* **Goal**:
Locate and copy each line in the data that contains the word "Blatt".

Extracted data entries
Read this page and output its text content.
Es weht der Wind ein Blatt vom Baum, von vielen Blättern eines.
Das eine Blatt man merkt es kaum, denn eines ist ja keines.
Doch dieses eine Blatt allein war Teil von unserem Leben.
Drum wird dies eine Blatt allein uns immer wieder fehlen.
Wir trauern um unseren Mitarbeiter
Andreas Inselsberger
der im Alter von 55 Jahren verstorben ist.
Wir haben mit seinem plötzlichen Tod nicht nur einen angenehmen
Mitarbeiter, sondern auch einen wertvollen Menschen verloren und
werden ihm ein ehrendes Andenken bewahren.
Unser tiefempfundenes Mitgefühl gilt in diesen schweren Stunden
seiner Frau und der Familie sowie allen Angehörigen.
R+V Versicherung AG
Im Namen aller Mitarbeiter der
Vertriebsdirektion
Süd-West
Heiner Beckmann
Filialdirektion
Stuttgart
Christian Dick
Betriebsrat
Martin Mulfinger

---

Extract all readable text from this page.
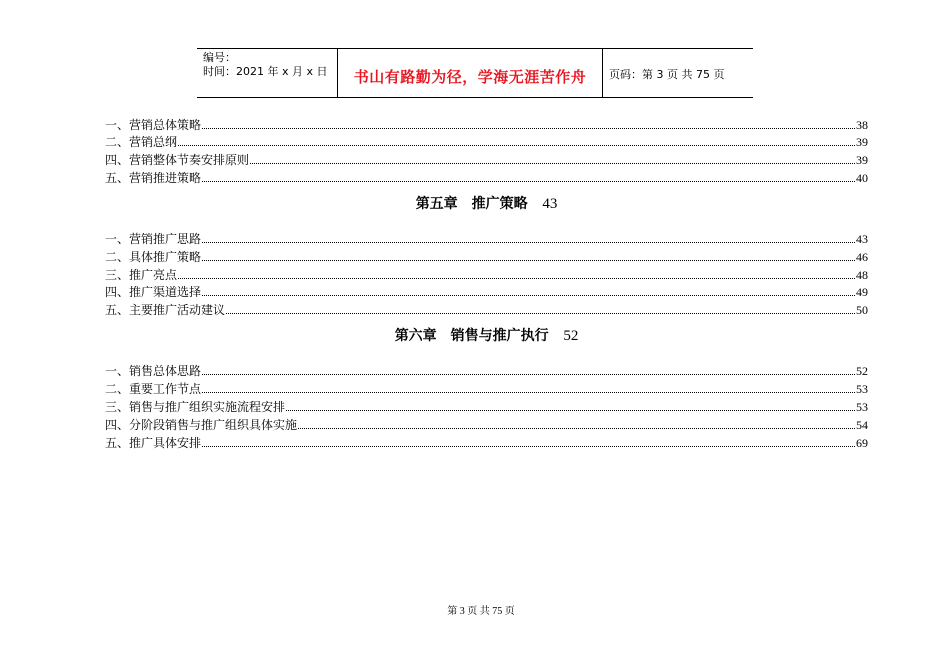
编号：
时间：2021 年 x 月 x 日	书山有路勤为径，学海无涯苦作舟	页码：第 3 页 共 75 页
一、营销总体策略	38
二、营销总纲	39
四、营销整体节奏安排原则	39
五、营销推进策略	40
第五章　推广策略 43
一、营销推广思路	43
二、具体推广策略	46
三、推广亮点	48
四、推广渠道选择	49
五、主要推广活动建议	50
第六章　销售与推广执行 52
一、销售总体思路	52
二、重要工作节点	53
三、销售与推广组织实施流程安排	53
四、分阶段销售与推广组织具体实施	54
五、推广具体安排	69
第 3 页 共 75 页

* **Solution to the exercise**:
Es weht der Wind ein Blatt vom Baum, von vielen Blättern eines.
Das eine Blatt man merkt es kaum, denn eines ist ja keines.
Doch dieses eine Blatt allein war Teil von unserem Leben.
Drum wird dies eine Blatt allein uns immer wieder fehlen.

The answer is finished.